WORK TO DO: Go through the data below and copy it exactly, skipping every picture.
━━ INPUT MATERIAL ━━
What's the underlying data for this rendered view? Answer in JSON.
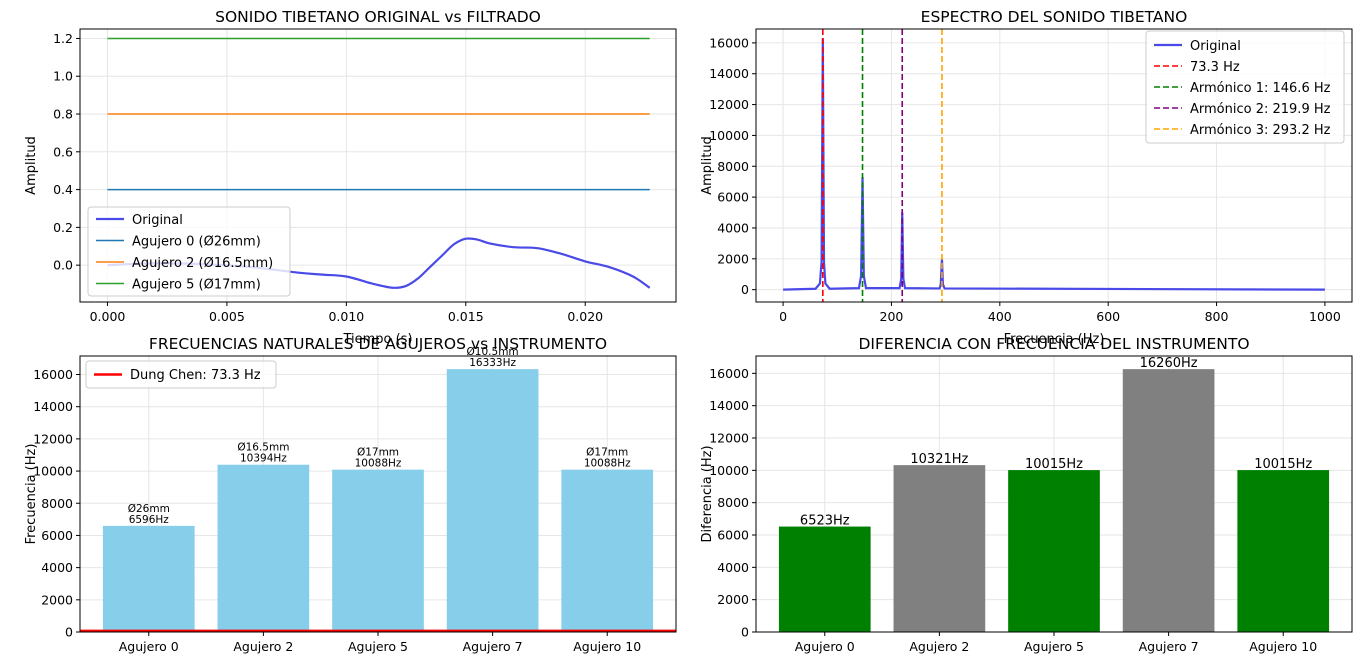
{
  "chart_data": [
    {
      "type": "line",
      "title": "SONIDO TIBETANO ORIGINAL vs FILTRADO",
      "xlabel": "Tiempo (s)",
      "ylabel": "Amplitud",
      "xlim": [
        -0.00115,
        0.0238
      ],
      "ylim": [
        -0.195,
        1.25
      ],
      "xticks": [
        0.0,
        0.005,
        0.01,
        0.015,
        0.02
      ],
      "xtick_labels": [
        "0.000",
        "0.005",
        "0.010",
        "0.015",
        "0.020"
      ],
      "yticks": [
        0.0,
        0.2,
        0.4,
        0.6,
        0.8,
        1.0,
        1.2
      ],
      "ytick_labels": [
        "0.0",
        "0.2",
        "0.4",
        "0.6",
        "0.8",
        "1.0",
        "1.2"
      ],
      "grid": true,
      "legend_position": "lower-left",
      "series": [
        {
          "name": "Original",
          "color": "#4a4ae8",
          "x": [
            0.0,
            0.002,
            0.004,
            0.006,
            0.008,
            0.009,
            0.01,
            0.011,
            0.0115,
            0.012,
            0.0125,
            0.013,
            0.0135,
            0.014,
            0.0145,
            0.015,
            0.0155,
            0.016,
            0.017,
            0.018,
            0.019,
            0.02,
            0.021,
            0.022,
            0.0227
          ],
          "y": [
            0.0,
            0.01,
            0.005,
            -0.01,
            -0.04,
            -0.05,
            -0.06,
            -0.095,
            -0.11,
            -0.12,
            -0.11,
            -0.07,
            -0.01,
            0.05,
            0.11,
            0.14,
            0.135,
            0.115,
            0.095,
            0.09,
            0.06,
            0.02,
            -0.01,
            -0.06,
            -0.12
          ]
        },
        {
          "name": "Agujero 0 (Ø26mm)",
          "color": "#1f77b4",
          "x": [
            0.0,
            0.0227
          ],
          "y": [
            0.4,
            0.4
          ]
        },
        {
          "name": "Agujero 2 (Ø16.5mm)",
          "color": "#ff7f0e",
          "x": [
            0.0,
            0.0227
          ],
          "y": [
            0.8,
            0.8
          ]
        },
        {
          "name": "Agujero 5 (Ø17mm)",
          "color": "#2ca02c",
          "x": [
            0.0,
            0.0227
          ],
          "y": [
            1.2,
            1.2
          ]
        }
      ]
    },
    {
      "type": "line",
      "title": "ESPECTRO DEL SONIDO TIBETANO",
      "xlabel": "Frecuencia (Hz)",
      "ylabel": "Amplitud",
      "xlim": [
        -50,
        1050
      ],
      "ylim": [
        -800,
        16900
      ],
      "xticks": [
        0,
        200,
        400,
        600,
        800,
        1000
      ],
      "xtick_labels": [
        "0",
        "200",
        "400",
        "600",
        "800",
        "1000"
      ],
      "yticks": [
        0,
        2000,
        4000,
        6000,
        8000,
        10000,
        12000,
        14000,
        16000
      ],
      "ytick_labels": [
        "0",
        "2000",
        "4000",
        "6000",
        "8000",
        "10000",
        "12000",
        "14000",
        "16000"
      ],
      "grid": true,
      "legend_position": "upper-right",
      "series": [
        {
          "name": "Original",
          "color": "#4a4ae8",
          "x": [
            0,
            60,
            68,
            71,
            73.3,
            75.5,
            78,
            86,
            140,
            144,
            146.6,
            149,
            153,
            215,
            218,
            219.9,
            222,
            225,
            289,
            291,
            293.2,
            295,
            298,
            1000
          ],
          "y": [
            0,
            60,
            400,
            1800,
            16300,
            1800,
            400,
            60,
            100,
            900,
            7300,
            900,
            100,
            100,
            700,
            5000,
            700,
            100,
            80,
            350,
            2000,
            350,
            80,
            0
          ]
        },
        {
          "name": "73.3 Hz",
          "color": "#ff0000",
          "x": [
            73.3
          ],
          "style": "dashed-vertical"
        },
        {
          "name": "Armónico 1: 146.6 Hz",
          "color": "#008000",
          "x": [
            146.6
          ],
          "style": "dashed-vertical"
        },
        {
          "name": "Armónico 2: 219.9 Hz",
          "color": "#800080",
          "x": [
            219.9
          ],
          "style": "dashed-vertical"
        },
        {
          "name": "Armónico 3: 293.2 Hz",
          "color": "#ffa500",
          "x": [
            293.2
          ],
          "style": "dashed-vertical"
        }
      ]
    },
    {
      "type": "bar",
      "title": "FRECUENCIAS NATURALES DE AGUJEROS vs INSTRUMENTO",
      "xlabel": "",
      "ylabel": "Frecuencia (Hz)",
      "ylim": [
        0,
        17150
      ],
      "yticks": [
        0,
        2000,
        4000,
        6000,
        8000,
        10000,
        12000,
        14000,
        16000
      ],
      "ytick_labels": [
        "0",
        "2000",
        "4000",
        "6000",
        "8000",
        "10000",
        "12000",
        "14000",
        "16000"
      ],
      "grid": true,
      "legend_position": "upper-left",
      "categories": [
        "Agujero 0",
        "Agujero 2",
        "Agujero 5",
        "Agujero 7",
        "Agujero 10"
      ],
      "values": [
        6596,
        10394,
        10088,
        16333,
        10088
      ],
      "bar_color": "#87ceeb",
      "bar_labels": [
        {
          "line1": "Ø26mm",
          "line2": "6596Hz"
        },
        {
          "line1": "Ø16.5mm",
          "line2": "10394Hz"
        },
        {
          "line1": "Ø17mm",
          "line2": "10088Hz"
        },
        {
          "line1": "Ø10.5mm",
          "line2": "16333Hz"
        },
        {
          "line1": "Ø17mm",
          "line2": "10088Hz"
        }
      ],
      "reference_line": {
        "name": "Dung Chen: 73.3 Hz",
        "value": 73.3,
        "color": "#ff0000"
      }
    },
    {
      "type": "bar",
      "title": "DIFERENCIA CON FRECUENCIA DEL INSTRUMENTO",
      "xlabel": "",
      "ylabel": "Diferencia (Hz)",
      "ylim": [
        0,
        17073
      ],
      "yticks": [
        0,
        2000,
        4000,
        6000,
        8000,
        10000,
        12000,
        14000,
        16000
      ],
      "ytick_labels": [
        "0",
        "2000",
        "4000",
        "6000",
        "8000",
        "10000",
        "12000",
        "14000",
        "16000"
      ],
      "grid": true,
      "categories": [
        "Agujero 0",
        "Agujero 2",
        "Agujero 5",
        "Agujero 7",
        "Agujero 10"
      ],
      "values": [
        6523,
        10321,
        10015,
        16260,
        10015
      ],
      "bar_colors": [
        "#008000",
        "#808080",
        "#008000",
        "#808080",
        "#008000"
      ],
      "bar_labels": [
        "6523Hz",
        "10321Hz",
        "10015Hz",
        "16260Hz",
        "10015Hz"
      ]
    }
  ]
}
━━━
RESPONSE BELOW:
What's the underlying data for this rendered view? Answer in JSON.
{
  "chart_data": [
    {
      "type": "line",
      "title": "SONIDO TIBETANO ORIGINAL vs FILTRADO",
      "xlabel": "Tiempo (s)",
      "ylabel": "Amplitud",
      "xlim": [
        -0.00115,
        0.0238
      ],
      "ylim": [
        -0.195,
        1.25
      ],
      "xticks": [
        0.0,
        0.005,
        0.01,
        0.015,
        0.02
      ],
      "xtick_labels": [
        "0.000",
        "0.005",
        "0.010",
        "0.015",
        "0.020"
      ],
      "yticks": [
        0.0,
        0.2,
        0.4,
        0.6,
        0.8,
        1.0,
        1.2
      ],
      "ytick_labels": [
        "0.0",
        "0.2",
        "0.4",
        "0.6",
        "0.8",
        "1.0",
        "1.2"
      ],
      "grid": true,
      "legend_position": "lower-left",
      "series": [
        {
          "name": "Original",
          "color": "#4a4ae8",
          "x": [
            0.0,
            0.002,
            0.004,
            0.006,
            0.008,
            0.009,
            0.01,
            0.011,
            0.0115,
            0.012,
            0.0125,
            0.013,
            0.0135,
            0.014,
            0.0145,
            0.015,
            0.0155,
            0.016,
            0.017,
            0.018,
            0.019,
            0.02,
            0.021,
            0.022,
            0.0227
          ],
          "y": [
            0.0,
            0.01,
            0.005,
            -0.01,
            -0.04,
            -0.05,
            -0.06,
            -0.095,
            -0.11,
            -0.12,
            -0.11,
            -0.07,
            -0.01,
            0.05,
            0.11,
            0.14,
            0.135,
            0.115,
            0.095,
            0.09,
            0.06,
            0.02,
            -0.01,
            -0.06,
            -0.12
          ]
        },
        {
          "name": "Agujero 0 (Ø26mm)",
          "color": "#1f77b4",
          "x": [
            0.0,
            0.0227
          ],
          "y": [
            0.4,
            0.4
          ]
        },
        {
          "name": "Agujero 2 (Ø16.5mm)",
          "color": "#ff7f0e",
          "x": [
            0.0,
            0.0227
          ],
          "y": [
            0.8,
            0.8
          ]
        },
        {
          "name": "Agujero 5 (Ø17mm)",
          "color": "#2ca02c",
          "x": [
            0.0,
            0.0227
          ],
          "y": [
            1.2,
            1.2
          ]
        }
      ]
    },
    {
      "type": "line",
      "title": "ESPECTRO DEL SONIDO TIBETANO",
      "xlabel": "Frecuencia (Hz)",
      "ylabel": "Amplitud",
      "xlim": [
        -50,
        1050
      ],
      "ylim": [
        -800,
        16900
      ],
      "xticks": [
        0,
        200,
        400,
        600,
        800,
        1000
      ],
      "xtick_labels": [
        "0",
        "200",
        "400",
        "600",
        "800",
        "1000"
      ],
      "yticks": [
        0,
        2000,
        4000,
        6000,
        8000,
        10000,
        12000,
        14000,
        16000
      ],
      "ytick_labels": [
        "0",
        "2000",
        "4000",
        "6000",
        "8000",
        "10000",
        "12000",
        "14000",
        "16000"
      ],
      "grid": true,
      "legend_position": "upper-right",
      "series": [
        {
          "name": "Original",
          "color": "#4a4ae8",
          "x": [
            0,
            60,
            68,
            71,
            73.3,
            75.5,
            78,
            86,
            140,
            144,
            146.6,
            149,
            153,
            215,
            218,
            219.9,
            222,
            225,
            289,
            291,
            293.2,
            295,
            298,
            1000
          ],
          "y": [
            0,
            60,
            400,
            1800,
            16300,
            1800,
            400,
            60,
            100,
            900,
            7300,
            900,
            100,
            100,
            700,
            5000,
            700,
            100,
            80,
            350,
            2000,
            350,
            80,
            0
          ]
        },
        {
          "name": "73.3 Hz",
          "color": "#ff0000",
          "x": [
            73.3
          ],
          "style": "dashed-vertical"
        },
        {
          "name": "Armónico 1: 146.6 Hz",
          "color": "#008000",
          "x": [
            146.6
          ],
          "style": "dashed-vertical"
        },
        {
          "name": "Armónico 2: 219.9 Hz",
          "color": "#800080",
          "x": [
            219.9
          ],
          "style": "dashed-vertical"
        },
        {
          "name": "Armónico 3: 293.2 Hz",
          "color": "#ffa500",
          "x": [
            293.2
          ],
          "style": "dashed-vertical"
        }
      ]
    },
    {
      "type": "bar",
      "title": "FRECUENCIAS NATURALES DE AGUJEROS vs INSTRUMENTO",
      "xlabel": "",
      "ylabel": "Frecuencia (Hz)",
      "ylim": [
        0,
        17150
      ],
      "yticks": [
        0,
        2000,
        4000,
        6000,
        8000,
        10000,
        12000,
        14000,
        16000
      ],
      "ytick_labels": [
        "0",
        "2000",
        "4000",
        "6000",
        "8000",
        "10000",
        "12000",
        "14000",
        "16000"
      ],
      "grid": true,
      "legend_position": "upper-left",
      "categories": [
        "Agujero 0",
        "Agujero 2",
        "Agujero 5",
        "Agujero 7",
        "Agujero 10"
      ],
      "values": [
        6596,
        10394,
        10088,
        16333,
        10088
      ],
      "bar_color": "#87ceeb",
      "bar_labels": [
        {
          "line1": "Ø26mm",
          "line2": "6596Hz"
        },
        {
          "line1": "Ø16.5mm",
          "line2": "10394Hz"
        },
        {
          "line1": "Ø17mm",
          "line2": "10088Hz"
        },
        {
          "line1": "Ø10.5mm",
          "line2": "16333Hz"
        },
        {
          "line1": "Ø17mm",
          "line2": "10088Hz"
        }
      ],
      "reference_line": {
        "name": "Dung Chen: 73.3 Hz",
        "value": 73.3,
        "color": "#ff0000"
      }
    },
    {
      "type": "bar",
      "title": "DIFERENCIA CON FRECUENCIA DEL INSTRUMENTO",
      "xlabel": "",
      "ylabel": "Diferencia (Hz)",
      "ylim": [
        0,
        17073
      ],
      "yticks": [
        0,
        2000,
        4000,
        6000,
        8000,
        10000,
        12000,
        14000,
        16000
      ],
      "ytick_labels": [
        "0",
        "2000",
        "4000",
        "6000",
        "8000",
        "10000",
        "12000",
        "14000",
        "16000"
      ],
      "grid": true,
      "categories": [
        "Agujero 0",
        "Agujero 2",
        "Agujero 5",
        "Agujero 7",
        "Agujero 10"
      ],
      "values": [
        6523,
        10321,
        10015,
        16260,
        10015
      ],
      "bar_colors": [
        "#008000",
        "#808080",
        "#008000",
        "#808080",
        "#008000"
      ],
      "bar_labels": [
        "6523Hz",
        "10321Hz",
        "10015Hz",
        "16260Hz",
        "10015Hz"
      ]
    }
  ]
}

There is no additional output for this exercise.